= SET TASK =
Extract each line of the records below that contains the word "text".

Stored entries

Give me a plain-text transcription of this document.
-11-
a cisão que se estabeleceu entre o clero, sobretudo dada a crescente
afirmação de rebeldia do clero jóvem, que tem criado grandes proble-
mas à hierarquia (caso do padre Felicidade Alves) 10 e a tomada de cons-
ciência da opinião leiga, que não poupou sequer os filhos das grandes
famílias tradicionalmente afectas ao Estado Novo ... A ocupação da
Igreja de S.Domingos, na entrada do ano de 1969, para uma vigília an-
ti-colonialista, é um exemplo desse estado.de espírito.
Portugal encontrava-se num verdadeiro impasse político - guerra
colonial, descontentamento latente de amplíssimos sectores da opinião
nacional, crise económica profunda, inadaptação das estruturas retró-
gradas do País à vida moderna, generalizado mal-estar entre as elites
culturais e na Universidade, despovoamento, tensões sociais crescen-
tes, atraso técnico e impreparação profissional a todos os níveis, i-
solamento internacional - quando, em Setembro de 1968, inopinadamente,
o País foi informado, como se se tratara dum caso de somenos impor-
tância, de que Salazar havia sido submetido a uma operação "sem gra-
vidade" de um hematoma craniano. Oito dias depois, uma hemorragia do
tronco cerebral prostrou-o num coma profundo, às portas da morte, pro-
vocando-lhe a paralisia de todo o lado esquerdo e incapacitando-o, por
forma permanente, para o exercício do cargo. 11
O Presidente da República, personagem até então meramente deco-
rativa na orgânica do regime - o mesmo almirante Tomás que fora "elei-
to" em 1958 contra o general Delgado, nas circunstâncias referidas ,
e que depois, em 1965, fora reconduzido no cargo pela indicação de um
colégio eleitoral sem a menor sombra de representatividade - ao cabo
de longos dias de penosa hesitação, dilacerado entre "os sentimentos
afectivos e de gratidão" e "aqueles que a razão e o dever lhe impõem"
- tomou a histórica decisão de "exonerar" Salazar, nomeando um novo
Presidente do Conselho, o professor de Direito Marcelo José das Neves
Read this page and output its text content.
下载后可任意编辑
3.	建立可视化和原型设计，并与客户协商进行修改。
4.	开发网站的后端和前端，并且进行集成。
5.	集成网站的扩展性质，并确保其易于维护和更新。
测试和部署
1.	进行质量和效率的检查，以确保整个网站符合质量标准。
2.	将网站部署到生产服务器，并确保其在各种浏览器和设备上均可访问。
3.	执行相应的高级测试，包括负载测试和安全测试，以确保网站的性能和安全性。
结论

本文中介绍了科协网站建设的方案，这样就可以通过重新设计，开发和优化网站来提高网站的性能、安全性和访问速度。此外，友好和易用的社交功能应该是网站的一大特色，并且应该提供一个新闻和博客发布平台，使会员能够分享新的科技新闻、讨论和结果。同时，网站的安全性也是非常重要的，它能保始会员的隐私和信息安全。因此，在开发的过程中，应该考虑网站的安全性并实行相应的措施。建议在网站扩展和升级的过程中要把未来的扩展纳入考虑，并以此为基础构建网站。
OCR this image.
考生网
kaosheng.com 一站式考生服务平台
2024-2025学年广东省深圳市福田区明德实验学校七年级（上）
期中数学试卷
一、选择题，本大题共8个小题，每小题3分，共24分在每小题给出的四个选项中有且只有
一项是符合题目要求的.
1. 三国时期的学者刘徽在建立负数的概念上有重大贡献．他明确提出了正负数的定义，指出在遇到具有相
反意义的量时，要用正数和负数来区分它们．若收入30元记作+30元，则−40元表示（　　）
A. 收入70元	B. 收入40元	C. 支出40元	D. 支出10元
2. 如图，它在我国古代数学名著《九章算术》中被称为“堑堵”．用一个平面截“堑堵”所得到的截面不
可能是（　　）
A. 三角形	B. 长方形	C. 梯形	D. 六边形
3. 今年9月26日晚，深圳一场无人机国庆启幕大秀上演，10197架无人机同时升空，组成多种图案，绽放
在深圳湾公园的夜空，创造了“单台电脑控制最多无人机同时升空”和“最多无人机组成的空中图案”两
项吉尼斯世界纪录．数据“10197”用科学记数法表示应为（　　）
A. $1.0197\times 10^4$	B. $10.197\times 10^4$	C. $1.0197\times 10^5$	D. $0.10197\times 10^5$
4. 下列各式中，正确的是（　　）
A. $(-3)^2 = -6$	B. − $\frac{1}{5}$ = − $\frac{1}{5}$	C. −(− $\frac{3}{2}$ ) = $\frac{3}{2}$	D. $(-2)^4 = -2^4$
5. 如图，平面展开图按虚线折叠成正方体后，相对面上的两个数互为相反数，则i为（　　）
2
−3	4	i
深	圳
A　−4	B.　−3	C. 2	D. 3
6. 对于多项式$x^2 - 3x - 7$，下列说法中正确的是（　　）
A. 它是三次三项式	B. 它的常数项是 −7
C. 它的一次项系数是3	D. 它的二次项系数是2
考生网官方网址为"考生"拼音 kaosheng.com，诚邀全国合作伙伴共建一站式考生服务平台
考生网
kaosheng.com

= TASK RESULT =
Give me a plain-text transcription of this document.
Read this page and output its text content.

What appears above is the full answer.